DIRECTIVE:
Every line of the material is to be repeated exactly as it stands.

☆ ☆ ☆ ☆ ☆

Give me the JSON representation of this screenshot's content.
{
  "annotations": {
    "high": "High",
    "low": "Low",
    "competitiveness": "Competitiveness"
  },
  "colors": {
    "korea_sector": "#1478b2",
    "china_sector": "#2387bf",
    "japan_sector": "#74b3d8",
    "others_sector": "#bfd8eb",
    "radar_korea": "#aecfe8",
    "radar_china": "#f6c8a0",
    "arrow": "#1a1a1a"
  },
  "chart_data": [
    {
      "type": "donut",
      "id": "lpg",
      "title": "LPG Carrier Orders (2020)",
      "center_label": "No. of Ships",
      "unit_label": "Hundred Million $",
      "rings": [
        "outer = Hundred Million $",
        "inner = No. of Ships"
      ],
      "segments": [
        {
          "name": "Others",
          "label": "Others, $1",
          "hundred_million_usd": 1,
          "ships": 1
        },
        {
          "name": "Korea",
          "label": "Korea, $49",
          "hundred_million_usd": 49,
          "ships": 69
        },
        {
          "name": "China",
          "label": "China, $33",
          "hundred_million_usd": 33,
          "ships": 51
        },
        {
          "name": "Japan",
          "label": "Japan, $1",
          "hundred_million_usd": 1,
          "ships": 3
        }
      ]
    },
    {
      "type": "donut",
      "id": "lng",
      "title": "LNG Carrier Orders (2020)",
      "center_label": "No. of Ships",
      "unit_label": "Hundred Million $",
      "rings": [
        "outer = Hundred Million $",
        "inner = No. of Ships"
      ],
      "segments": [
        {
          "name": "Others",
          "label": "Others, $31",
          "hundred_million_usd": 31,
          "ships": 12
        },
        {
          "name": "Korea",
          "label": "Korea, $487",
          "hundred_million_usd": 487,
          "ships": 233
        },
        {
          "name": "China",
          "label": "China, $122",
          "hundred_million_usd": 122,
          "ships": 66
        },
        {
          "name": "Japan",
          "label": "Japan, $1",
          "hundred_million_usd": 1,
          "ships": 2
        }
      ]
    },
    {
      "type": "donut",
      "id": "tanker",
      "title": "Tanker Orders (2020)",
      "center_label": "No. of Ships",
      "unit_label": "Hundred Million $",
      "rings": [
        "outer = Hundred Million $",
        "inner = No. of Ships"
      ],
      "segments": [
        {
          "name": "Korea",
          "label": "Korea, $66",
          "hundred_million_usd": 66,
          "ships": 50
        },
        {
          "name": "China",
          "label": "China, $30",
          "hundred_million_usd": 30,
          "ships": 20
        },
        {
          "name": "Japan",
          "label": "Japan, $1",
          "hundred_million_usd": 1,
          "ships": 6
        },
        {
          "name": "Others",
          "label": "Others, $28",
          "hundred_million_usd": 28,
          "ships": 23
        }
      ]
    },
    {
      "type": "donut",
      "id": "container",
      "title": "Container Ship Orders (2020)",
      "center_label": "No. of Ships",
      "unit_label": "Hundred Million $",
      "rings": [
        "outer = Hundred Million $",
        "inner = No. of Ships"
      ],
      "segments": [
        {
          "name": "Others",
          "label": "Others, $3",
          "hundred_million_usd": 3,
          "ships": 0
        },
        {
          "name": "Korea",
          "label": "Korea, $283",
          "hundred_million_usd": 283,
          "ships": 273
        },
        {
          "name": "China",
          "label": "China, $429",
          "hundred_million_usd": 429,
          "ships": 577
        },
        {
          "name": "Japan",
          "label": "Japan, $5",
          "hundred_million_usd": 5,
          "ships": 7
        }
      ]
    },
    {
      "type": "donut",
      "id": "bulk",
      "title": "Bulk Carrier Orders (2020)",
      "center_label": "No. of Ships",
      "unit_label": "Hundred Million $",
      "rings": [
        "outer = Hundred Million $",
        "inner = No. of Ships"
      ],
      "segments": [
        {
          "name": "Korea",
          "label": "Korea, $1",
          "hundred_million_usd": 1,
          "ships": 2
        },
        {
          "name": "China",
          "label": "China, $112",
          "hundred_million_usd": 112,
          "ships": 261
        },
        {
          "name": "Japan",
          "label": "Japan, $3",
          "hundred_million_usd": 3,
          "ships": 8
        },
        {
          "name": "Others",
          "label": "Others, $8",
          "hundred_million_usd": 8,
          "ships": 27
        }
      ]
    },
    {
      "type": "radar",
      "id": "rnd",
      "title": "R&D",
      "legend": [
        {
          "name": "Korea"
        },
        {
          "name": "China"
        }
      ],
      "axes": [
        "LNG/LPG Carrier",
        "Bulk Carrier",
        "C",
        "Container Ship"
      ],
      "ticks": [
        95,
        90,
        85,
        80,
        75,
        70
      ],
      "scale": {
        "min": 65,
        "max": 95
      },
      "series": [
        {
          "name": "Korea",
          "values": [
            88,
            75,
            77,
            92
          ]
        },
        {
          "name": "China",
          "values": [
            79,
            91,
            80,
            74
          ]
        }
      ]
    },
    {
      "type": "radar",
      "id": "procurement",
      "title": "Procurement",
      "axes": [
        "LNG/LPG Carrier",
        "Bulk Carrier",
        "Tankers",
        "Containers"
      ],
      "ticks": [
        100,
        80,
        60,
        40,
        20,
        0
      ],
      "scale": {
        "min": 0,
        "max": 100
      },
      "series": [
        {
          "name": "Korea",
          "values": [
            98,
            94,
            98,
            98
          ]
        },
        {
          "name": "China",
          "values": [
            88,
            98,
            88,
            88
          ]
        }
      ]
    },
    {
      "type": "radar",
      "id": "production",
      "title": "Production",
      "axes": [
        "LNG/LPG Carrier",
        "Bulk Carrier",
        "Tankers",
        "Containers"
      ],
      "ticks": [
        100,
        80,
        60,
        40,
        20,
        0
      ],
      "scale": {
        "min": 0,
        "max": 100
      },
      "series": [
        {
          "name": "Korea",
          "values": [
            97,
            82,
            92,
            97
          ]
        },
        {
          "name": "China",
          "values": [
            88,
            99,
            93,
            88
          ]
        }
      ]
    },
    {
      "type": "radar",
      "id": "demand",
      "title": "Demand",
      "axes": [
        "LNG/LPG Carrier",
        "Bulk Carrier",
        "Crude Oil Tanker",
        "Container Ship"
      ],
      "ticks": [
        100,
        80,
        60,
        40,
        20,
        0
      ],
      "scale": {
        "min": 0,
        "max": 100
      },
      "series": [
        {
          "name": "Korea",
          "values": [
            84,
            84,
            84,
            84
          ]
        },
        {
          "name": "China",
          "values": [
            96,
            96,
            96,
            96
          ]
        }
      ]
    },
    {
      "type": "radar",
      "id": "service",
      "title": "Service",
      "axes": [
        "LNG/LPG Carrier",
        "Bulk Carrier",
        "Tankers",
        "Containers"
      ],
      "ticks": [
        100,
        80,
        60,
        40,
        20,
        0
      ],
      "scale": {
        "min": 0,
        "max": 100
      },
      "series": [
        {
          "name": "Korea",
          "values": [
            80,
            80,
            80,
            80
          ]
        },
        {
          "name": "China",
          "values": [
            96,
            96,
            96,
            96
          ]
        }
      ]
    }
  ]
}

☆ ☆ ☆ ☆ ☆

OUTPUT FOR THIS EXERCISE:
Give me the JSON representation of this screenshot's content.
{
  "annotations": {
    "high": "High",
    "low": "Low",
    "competitiveness": "Competitiveness"
  },
  "colors": {
    "korea_sector": "#1478b2",
    "china_sector": "#2387bf",
    "japan_sector": "#74b3d8",
    "others_sector": "#bfd8eb",
    "radar_korea": "#aecfe8",
    "radar_china": "#f6c8a0",
    "arrow": "#1a1a1a"
  },
  "chart_data": [
    {
      "type": "donut",
      "id": "lpg",
      "title": "LPG Carrier Orders (2020)",
      "center_label": "No. of Ships",
      "unit_label": "Hundred Million $",
      "rings": [
        "outer = Hundred Million $",
        "inner = No. of Ships"
      ],
      "segments": [
        {
          "name": "Others",
          "label": "Others, $1",
          "hundred_million_usd": 1,
          "ships": 1
        },
        {
          "name": "Korea",
          "label": "Korea, $49",
          "hundred_million_usd": 49,
          "ships": 69
        },
        {
          "name": "China",
          "label": "China, $33",
          "hundred_million_usd": 33,
          "ships": 51
        },
        {
          "name": "Japan",
          "label": "Japan, $1",
          "hundred_million_usd": 1,
          "ships": 3
        }
      ]
    },
    {
      "type": "donut",
      "id": "lng",
      "title": "LNG Carrier Orders (2020)",
      "center_label": "No. of Ships",
      "unit_label": "Hundred Million $",
      "rings": [
        "outer = Hundred Million $",
        "inner = No. of Ships"
      ],
      "segments": [
        {
          "name": "Others",
          "label": "Others, $31",
          "hundred_million_usd": 31,
          "ships": 12
        },
        {
          "name": "Korea",
          "label": "Korea, $487",
          "hundred_million_usd": 487,
          "ships": 233
        },
        {
          "name": "China",
          "label": "China, $122",
          "hundred_million_usd": 122,
          "ships": 66
        },
        {
          "name": "Japan",
          "label": "Japan, $1",
          "hundred_million_usd": 1,
          "ships": 2
        }
      ]
    },
    {
      "type": "donut",
      "id": "tanker",
      "title": "Tanker Orders (2020)",
      "center_label": "No. of Ships",
      "unit_label": "Hundred Million $",
      "rings": [
        "outer = Hundred Million $",
        "inner = No. of Ships"
      ],
      "segments": [
        {
          "name": "Korea",
          "label": "Korea, $66",
          "hundred_million_usd": 66,
          "ships": 50
        },
        {
          "name": "China",
          "label": "China, $30",
          "hundred_million_usd": 30,
          "ships": 20
        },
        {
          "name": "Japan",
          "label": "Japan, $1",
          "hundred_million_usd": 1,
          "ships": 6
        },
        {
          "name": "Others",
          "label": "Others, $28",
          "hundred_million_usd": 28,
          "ships": 23
        }
      ]
    },
    {
      "type": "donut",
      "id": "container",
      "title": "Container Ship Orders (2020)",
      "center_label": "No. of Ships",
      "unit_label": "Hundred Million $",
      "rings": [
        "outer = Hundred Million $",
        "inner = No. of Ships"
      ],
      "segments": [
        {
          "name": "Others",
          "label": "Others, $3",
          "hundred_million_usd": 3,
          "ships": 0
        },
        {
          "name": "Korea",
          "label": "Korea, $283",
          "hundred_million_usd": 283,
          "ships": 273
        },
        {
          "name": "China",
          "label": "China, $429",
          "hundred_million_usd": 429,
          "ships": 577
        },
        {
          "name": "Japan",
          "label": "Japan, $5",
          "hundred_million_usd": 5,
          "ships": 7
        }
      ]
    },
    {
      "type": "donut",
      "id": "bulk",
      "title": "Bulk Carrier Orders (2020)",
      "center_label": "No. of Ships",
      "unit_label": "Hundred Million $",
      "rings": [
        "outer = Hundred Million $",
        "inner = No. of Ships"
      ],
      "segments": [
        {
          "name": "Korea",
          "label": "Korea, $1",
          "hundred_million_usd": 1,
          "ships": 2
        },
        {
          "name": "China",
          "label": "China, $112",
          "hundred_million_usd": 112,
          "ships": 261
        },
        {
          "name": "Japan",
          "label": "Japan, $3",
          "hundred_million_usd": 3,
          "ships": 8
        },
        {
          "name": "Others",
          "label": "Others, $8",
          "hundred_million_usd": 8,
          "ships": 27
        }
      ]
    },
    {
      "type": "radar",
      "id": "rnd",
      "title": "R&D",
      "legend": [
        {
          "name": "Korea"
        },
        {
          "name": "China"
        }
      ],
      "axes": [
        "LNG/LPG Carrier",
        "Bulk Carrier",
        "C",
        "Container Ship"
      ],
      "ticks": [
        95,
        90,
        85,
        80,
        75,
        70
      ],
      "scale": {
        "min": 65,
        "max": 95
      },
      "series": [
        {
          "name": "Korea",
          "values": [
            88,
            75,
            77,
            92
          ]
        },
        {
          "name": "China",
          "values": [
            79,
            91,
            80,
            74
          ]
        }
      ]
    },
    {
      "type": "radar",
      "id": "procurement",
      "title": "Procurement",
      "axes": [
        "LNG/LPG Carrier",
        "Bulk Carrier",
        "Tankers",
        "Containers"
      ],
      "ticks": [
        100,
        80,
        60,
        40,
        20,
        0
      ],
      "scale": {
        "min": 0,
        "max": 100
      },
      "series": [
        {
          "name": "Korea",
          "values": [
            98,
            94,
            98,
            98
          ]
        },
        {
          "name": "China",
          "values": [
            88,
            98,
            88,
            88
          ]
        }
      ]
    },
    {
      "type": "radar",
      "id": "production",
      "title": "Production",
      "axes": [
        "LNG/LPG Carrier",
        "Bulk Carrier",
        "Tankers",
        "Containers"
      ],
      "ticks": [
        100,
        80,
        60,
        40,
        20,
        0
      ],
      "scale": {
        "min": 0,
        "max": 100
      },
      "series": [
        {
          "name": "Korea",
          "values": [
            97,
            82,
            92,
            97
          ]
        },
        {
          "name": "China",
          "values": [
            88,
            99,
            93,
            88
          ]
        }
      ]
    },
    {
      "type": "radar",
      "id": "demand",
      "title": "Demand",
      "axes": [
        "LNG/LPG Carrier",
        "Bulk Carrier",
        "Crude Oil Tanker",
        "Container Ship"
      ],
      "ticks": [
        100,
        80,
        60,
        40,
        20,
        0
      ],
      "scale": {
        "min": 0,
        "max": 100
      },
      "series": [
        {
          "name": "Korea",
          "values": [
            84,
            84,
            84,
            84
          ]
        },
        {
          "name": "China",
          "values": [
            96,
            96,
            96,
            96
          ]
        }
      ]
    },
    {
      "type": "radar",
      "id": "service",
      "title": "Service",
      "axes": [
        "LNG/LPG Carrier",
        "Bulk Carrier",
        "Tankers",
        "Containers"
      ],
      "ticks": [
        100,
        80,
        60,
        40,
        20,
        0
      ],
      "scale": {
        "min": 0,
        "max": 100
      },
      "series": [
        {
          "name": "Korea",
          "values": [
            80,
            80,
            80,
            80
          ]
        },
        {
          "name": "China",
          "values": [
            96,
            96,
            96,
            96
          ]
        }
      ]
    }
  ]
}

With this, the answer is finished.